-------- Materials provided
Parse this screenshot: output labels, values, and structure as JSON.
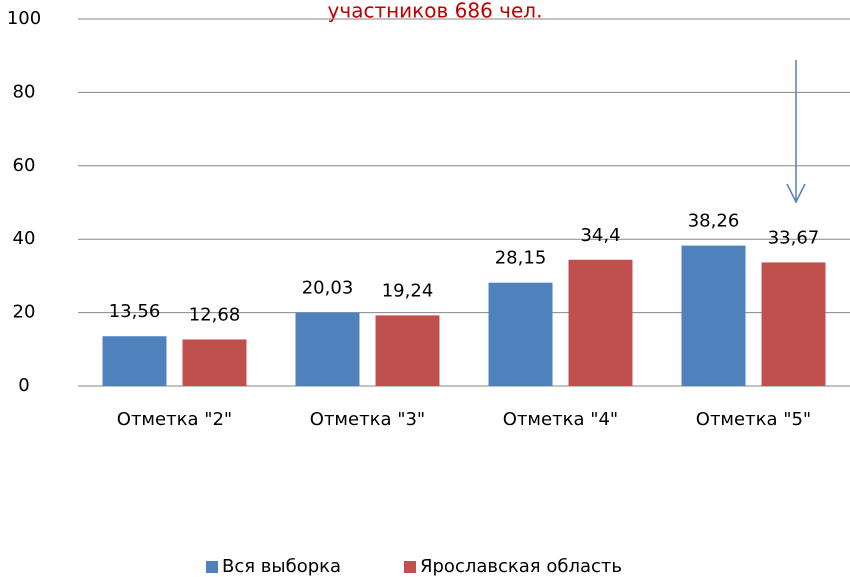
{
  "chart_data": {
    "type": "bar",
    "title": "участников 686 чел.",
    "categories": [
      "Отметка \"2\"",
      "Отметка \"3\"",
      "Отметка \"4\"",
      "Отметка \"5\""
    ],
    "series": [
      {
        "name": "Вся выборка",
        "color": "#4f81bd",
        "values": [
          13.56,
          20.03,
          28.15,
          38.26
        ],
        "value_labels": [
          "13,56",
          "20,03",
          "28,15",
          "38,26"
        ]
      },
      {
        "name": "Ярославская область",
        "color": "#c0504d",
        "values": [
          12.68,
          19.24,
          34.4,
          33.67
        ],
        "value_labels": [
          "12,68",
          "19,24",
          "34,4",
          "33,67"
        ]
      }
    ],
    "ylim": [
      0,
      100
    ],
    "yticks": [
      0,
      20,
      40,
      60,
      80,
      100
    ],
    "grid": true,
    "legend": "bottom"
  }
}
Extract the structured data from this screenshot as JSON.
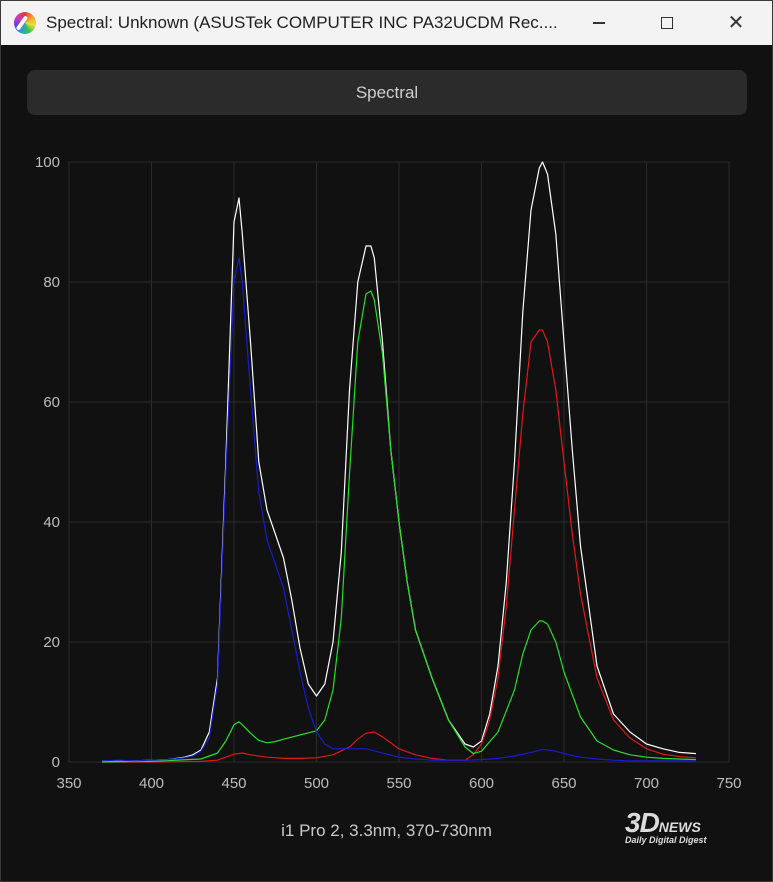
----------------
* [What to produce]
Leaving out the pictures, repeat the data above exactly.

* [Result of this exercise]
Parse this screenshot: output labels, values, and structure as JSON.
{
  "chart_data": {
    "type": "bar",
    "title": "участников 686 чел.",
    "categories": [
      "Отметка \"2\"",
      "Отметка \"3\"",
      "Отметка \"4\"",
      "Отметка \"5\""
    ],
    "series": [
      {
        "name": "Вся выборка",
        "color": "#4f81bd",
        "values": [
          13.56,
          20.03,
          28.15,
          38.26
        ],
        "value_labels": [
          "13,56",
          "20,03",
          "28,15",
          "38,26"
        ]
      },
      {
        "name": "Ярославская область",
        "color": "#c0504d",
        "values": [
          12.68,
          19.24,
          34.4,
          33.67
        ],
        "value_labels": [
          "12,68",
          "19,24",
          "34,4",
          "33,67"
        ]
      }
    ],
    "ylim": [
      0,
      100
    ],
    "yticks": [
      0,
      20,
      40,
      60,
      80,
      100
    ],
    "grid": true,
    "legend": "bottom"
  }
}
Extract the structured data from this screenshot as JSON.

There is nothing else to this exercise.